## INSTRUCTIONS TO FOLLOW
Scan the material below for the string "center", and copy every line where it shows up.

## DATASET CONTENT
# # # # #
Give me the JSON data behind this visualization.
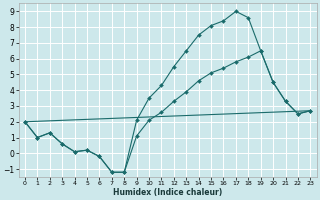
{
  "xlabel": "Humidex (Indice chaleur)",
  "background_color": "#cde8eb",
  "grid_color": "#b0d4d8",
  "line_color": "#1a6b6b",
  "xlim": [
    -0.5,
    23.5
  ],
  "ylim": [
    -1.5,
    9.5
  ],
  "xticks": [
    0,
    1,
    2,
    3,
    4,
    5,
    6,
    7,
    8,
    9,
    10,
    11,
    12,
    13,
    14,
    15,
    16,
    17,
    18,
    19,
    20,
    21,
    22,
    23
  ],
  "yticks": [
    -1,
    0,
    1,
    2,
    3,
    4,
    5,
    6,
    7,
    8,
    9
  ],
  "line1_x": [
    0,
    1,
    2,
    3,
    4,
    5,
    6,
    7,
    8,
    9,
    10,
    11,
    12,
    13,
    14,
    15,
    16,
    17,
    18,
    19,
    20,
    21,
    22,
    23
  ],
  "line1_y": [
    2.0,
    1.0,
    1.3,
    0.6,
    0.1,
    0.2,
    -0.2,
    -1.2,
    -1.2,
    2.1,
    3.5,
    4.3,
    5.5,
    6.5,
    7.5,
    8.1,
    8.4,
    9.0,
    8.6,
    6.5,
    4.5,
    3.3,
    2.5,
    2.7
  ],
  "line2_x": [
    0,
    1,
    2,
    3,
    4,
    5,
    6,
    7,
    8,
    9,
    10,
    11,
    12,
    13,
    14,
    15,
    16,
    17,
    18,
    19,
    20,
    21,
    22,
    23
  ],
  "line2_y": [
    2.0,
    1.0,
    1.3,
    0.6,
    0.1,
    0.2,
    -0.2,
    -1.2,
    -1.2,
    1.1,
    2.1,
    2.6,
    3.3,
    3.9,
    4.6,
    5.1,
    5.4,
    5.8,
    6.1,
    6.5,
    4.5,
    3.3,
    2.5,
    2.7
  ],
  "line3_x": [
    0,
    23
  ],
  "line3_y": [
    2.0,
    2.7
  ]
}
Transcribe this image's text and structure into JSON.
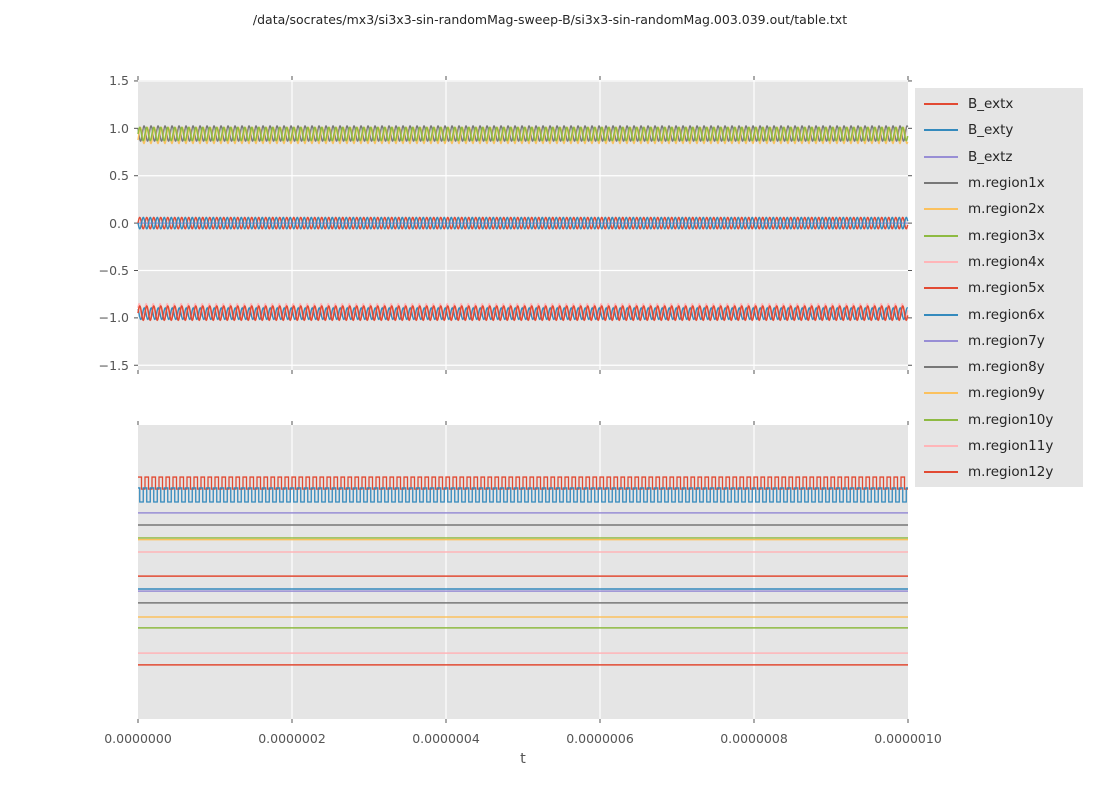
{
  "title": "/data/socrates/mx3/si3x3-sin-randomMag-sweep-B/si3x3-sin-randomMag.003.039.out/table.txt",
  "xlabel": "t",
  "colors": {
    "axes_background": "#e5e5e5",
    "grid": "#ffffff",
    "tick": "#555555",
    "tick_label": "#555555",
    "title_text": "#262626",
    "legend_background": "#e5e5e5",
    "palette": {
      "red": "#e24a33",
      "blue": "#348abd",
      "purple": "#988ed5",
      "gray": "#777777",
      "orange": "#fbc15e",
      "green": "#8eba42",
      "pink": "#ffb5b8"
    }
  },
  "legend": {
    "entries": [
      {
        "label": "B_extx",
        "color": "#e24a33"
      },
      {
        "label": "B_exty",
        "color": "#348abd"
      },
      {
        "label": "B_extz",
        "color": "#988ed5"
      },
      {
        "label": "m.region1x",
        "color": "#777777"
      },
      {
        "label": "m.region2x",
        "color": "#fbc15e"
      },
      {
        "label": "m.region3x",
        "color": "#8eba42"
      },
      {
        "label": "m.region4x",
        "color": "#ffb5b8"
      },
      {
        "label": "m.region5x",
        "color": "#e24a33"
      },
      {
        "label": "m.region6x",
        "color": "#348abd"
      },
      {
        "label": "m.region7y",
        "color": "#988ed5"
      },
      {
        "label": "m.region8y",
        "color": "#777777"
      },
      {
        "label": "m.region9y",
        "color": "#fbc15e"
      },
      {
        "label": "m.region10y",
        "color": "#8eba42"
      },
      {
        "label": "m.region11y",
        "color": "#ffb5b8"
      },
      {
        "label": "m.region12y",
        "color": "#e24a33"
      }
    ]
  },
  "chart_data": [
    {
      "id": "top",
      "type": "line",
      "xlim": [
        0,
        1e-06
      ],
      "ylim": [
        -1.55,
        1.51
      ],
      "x_ticks": [
        0,
        2e-07,
        4e-07,
        6e-07,
        8e-07,
        1e-06
      ],
      "y_ticks": [
        1.5,
        1.0,
        0.5,
        0.0,
        -0.5,
        -1.0,
        -1.5
      ],
      "y_tick_labels": [
        "1.5",
        "1.0",
        "0.5",
        "0.0",
        "−0.5",
        "−1.0",
        "−1.5"
      ],
      "grid": true,
      "series": [
        {
          "name": "B_extz",
          "color": "#988ed5",
          "waveform": "flat",
          "center": 0.0,
          "lw": 1.2
        },
        {
          "name": "B_extx",
          "color": "#e24a33",
          "waveform": "sine",
          "center": 0.0,
          "amplitude": 0.06,
          "cycles": 110,
          "phase": 0.0,
          "lw": 1.4
        },
        {
          "name": "B_exty",
          "color": "#348abd",
          "waveform": "sine",
          "center": 0.0,
          "amplitude": 0.06,
          "cycles": 110,
          "phase": 3.1,
          "lw": 1.4
        },
        {
          "name": "m.region1x",
          "color": "#777777",
          "waveform": "sine",
          "center": 0.945,
          "amplitude": 0.08,
          "cycles": 110,
          "phase": 2.4,
          "lw": 1.4
        },
        {
          "name": "m.region2x",
          "color": "#fbc15e",
          "waveform": "sine",
          "center": 0.925,
          "amplitude": 0.085,
          "cycles": 110,
          "phase": -0.6,
          "lw": 1.4
        },
        {
          "name": "m.region3x",
          "color": "#8eba42",
          "waveform": "sine",
          "center": 0.94,
          "amplitude": 0.07,
          "cycles": 110,
          "phase": 0.0,
          "lw": 1.5
        },
        {
          "name": "m.region4x",
          "color": "#ffb5b8",
          "waveform": "sine",
          "center": -0.935,
          "amplitude": 0.085,
          "cycles": 110,
          "phase": 0.5,
          "lw": 1.4
        },
        {
          "name": "m.region6x",
          "color": "#348abd",
          "waveform": "sine",
          "center": -0.955,
          "amplitude": 0.06,
          "cycles": 110,
          "phase": 2.2,
          "lw": 1.4
        },
        {
          "name": "m.region5x",
          "color": "#e24a33",
          "waveform": "sine",
          "center": -0.95,
          "amplitude": 0.075,
          "cycles": 110,
          "phase": 0.0,
          "lw": 1.5
        }
      ]
    },
    {
      "id": "bottom",
      "type": "line",
      "xlim": [
        0,
        1e-06
      ],
      "x_ticks": [
        0,
        2e-07,
        4e-07,
        6e-07,
        8e-07,
        1e-06
      ],
      "x_tick_labels": [
        "0.0000000",
        "0.0000002",
        "0.0000004",
        "0.0000006",
        "0.0000008",
        "0.0000010"
      ],
      "y_ticks": [],
      "grid": true,
      "note": "y axis unlabeled; vertical positions given as fraction of plot height from top",
      "series": [
        {
          "name": "B_extx",
          "color": "#e24a33",
          "waveform": "square",
          "y_high_frac": 0.177,
          "y_low_frac": 0.218,
          "cycles": 110,
          "phase": 0.0,
          "lw": 1.3
        },
        {
          "name": "B_exty",
          "color": "#348abd",
          "waveform": "square",
          "y_high_frac": 0.214,
          "y_low_frac": 0.262,
          "cycles": 110,
          "phase": 0.25,
          "lw": 1.3
        },
        {
          "name": "B_extz",
          "color": "#988ed5",
          "waveform": "flat",
          "y_frac": 0.299,
          "lw": 1.5
        },
        {
          "name": "m.region1x",
          "color": "#777777",
          "waveform": "flat",
          "y_frac": 0.34,
          "lw": 1.5
        },
        {
          "name": "m.region2x",
          "color": "#fbc15e",
          "waveform": "flat",
          "y_frac": 0.39,
          "lw": 1.5
        },
        {
          "name": "m.region3x",
          "color": "#8eba42",
          "waveform": "flat",
          "y_frac": 0.384,
          "lw": 1.4
        },
        {
          "name": "m.region4x",
          "color": "#ffb5b8",
          "waveform": "flat",
          "y_frac": 0.432,
          "lw": 1.5
        },
        {
          "name": "m.region5x",
          "color": "#e24a33",
          "waveform": "flat",
          "y_frac": 0.514,
          "lw": 1.5
        },
        {
          "name": "m.region7y",
          "color": "#988ed5",
          "waveform": "flat",
          "y_frac": 0.565,
          "lw": 1.5
        },
        {
          "name": "m.region6x",
          "color": "#348abd",
          "waveform": "flat",
          "y_frac": 0.558,
          "lw": 1.5
        },
        {
          "name": "m.region8y",
          "color": "#777777",
          "waveform": "flat",
          "y_frac": 0.605,
          "lw": 1.5
        },
        {
          "name": "m.region9y",
          "color": "#fbc15e",
          "waveform": "flat",
          "y_frac": 0.653,
          "lw": 1.5
        },
        {
          "name": "m.region10y",
          "color": "#8eba42",
          "waveform": "flat",
          "y_frac": 0.69,
          "lw": 1.5
        },
        {
          "name": "m.region11y",
          "color": "#ffb5b8",
          "waveform": "flat",
          "y_frac": 0.776,
          "lw": 1.5
        },
        {
          "name": "m.region12y",
          "color": "#e24a33",
          "waveform": "flat",
          "y_frac": 0.816,
          "lw": 1.5
        }
      ]
    }
  ]
}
# # # # #
## CORRECT ANSWER
          "center": 0.0,
          "center": 0.0,
          "center": 0.0,
          "center": 0.945,
          "center": 0.925,
          "center": 0.94,
          "center": -0.935,
          "center": -0.955,
          "center": -0.95,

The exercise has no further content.